Find the string "label" in the data, then copy every line where it is found.

* start *

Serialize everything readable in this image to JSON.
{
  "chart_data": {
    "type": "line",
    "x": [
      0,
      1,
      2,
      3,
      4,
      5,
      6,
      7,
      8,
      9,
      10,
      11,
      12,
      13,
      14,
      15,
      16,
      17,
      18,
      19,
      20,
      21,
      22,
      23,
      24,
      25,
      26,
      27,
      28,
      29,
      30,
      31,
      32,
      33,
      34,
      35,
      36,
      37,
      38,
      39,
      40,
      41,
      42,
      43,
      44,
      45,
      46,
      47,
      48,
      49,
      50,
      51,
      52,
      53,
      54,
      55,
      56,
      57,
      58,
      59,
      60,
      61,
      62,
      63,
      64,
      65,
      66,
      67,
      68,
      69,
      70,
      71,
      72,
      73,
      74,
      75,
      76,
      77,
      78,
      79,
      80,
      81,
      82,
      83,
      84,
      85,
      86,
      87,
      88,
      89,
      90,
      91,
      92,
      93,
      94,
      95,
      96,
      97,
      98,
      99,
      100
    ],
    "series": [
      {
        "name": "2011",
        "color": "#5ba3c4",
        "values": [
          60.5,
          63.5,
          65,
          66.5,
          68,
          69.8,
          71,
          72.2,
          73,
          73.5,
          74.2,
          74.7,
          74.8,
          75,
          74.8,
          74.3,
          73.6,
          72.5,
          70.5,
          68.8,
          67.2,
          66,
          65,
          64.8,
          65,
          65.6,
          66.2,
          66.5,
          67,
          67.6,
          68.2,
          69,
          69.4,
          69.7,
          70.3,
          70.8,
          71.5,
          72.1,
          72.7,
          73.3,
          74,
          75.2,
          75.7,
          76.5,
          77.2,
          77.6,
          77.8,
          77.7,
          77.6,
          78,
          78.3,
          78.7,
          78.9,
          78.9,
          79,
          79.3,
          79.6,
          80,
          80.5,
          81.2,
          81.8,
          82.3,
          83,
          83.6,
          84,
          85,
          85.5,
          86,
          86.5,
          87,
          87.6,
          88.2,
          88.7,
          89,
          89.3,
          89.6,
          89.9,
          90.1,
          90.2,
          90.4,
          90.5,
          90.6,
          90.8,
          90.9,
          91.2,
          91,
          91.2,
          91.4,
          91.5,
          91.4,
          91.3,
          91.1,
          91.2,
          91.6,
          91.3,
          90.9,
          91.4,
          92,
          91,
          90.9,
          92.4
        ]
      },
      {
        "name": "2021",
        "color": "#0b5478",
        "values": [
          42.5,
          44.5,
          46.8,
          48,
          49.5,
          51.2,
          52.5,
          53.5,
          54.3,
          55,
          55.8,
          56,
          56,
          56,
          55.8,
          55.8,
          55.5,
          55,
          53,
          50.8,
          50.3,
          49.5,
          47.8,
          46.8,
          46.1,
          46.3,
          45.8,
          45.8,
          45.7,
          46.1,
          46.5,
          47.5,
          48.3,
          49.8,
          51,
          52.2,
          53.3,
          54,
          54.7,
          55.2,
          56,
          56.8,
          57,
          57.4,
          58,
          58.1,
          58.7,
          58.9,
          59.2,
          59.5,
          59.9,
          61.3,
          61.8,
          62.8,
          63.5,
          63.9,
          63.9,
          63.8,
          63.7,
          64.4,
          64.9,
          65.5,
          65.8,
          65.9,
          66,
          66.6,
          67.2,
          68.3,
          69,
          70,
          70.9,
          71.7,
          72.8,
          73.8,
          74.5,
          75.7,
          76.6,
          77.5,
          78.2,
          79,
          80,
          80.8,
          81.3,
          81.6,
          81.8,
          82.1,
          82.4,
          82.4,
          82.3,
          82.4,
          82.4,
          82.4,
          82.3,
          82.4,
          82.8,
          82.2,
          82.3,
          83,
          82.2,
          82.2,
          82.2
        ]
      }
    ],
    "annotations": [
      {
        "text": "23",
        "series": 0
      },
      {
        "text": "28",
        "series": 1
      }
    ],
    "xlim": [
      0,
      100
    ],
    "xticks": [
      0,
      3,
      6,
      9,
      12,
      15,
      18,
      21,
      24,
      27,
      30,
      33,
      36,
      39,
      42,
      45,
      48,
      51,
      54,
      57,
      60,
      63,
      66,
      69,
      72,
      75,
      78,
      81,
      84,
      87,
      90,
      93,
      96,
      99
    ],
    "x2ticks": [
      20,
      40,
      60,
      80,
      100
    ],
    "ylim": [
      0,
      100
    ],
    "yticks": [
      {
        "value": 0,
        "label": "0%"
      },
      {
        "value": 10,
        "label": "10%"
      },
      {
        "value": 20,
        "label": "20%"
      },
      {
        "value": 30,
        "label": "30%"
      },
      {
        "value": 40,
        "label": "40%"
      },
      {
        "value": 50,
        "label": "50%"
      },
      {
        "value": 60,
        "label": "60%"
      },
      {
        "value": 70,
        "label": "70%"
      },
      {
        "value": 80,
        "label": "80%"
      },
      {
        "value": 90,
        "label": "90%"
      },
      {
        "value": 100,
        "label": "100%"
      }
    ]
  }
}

* end *

→ **Result for this task**
        "label": "0%"
        "label": "10%"
        "label": "20%"
        "label": "30%"
        "label": "40%"
        "label": "50%"
        "label": "60%"
        "label": "70%"
        "label": "80%"
        "label": "90%"
        "label": "100%"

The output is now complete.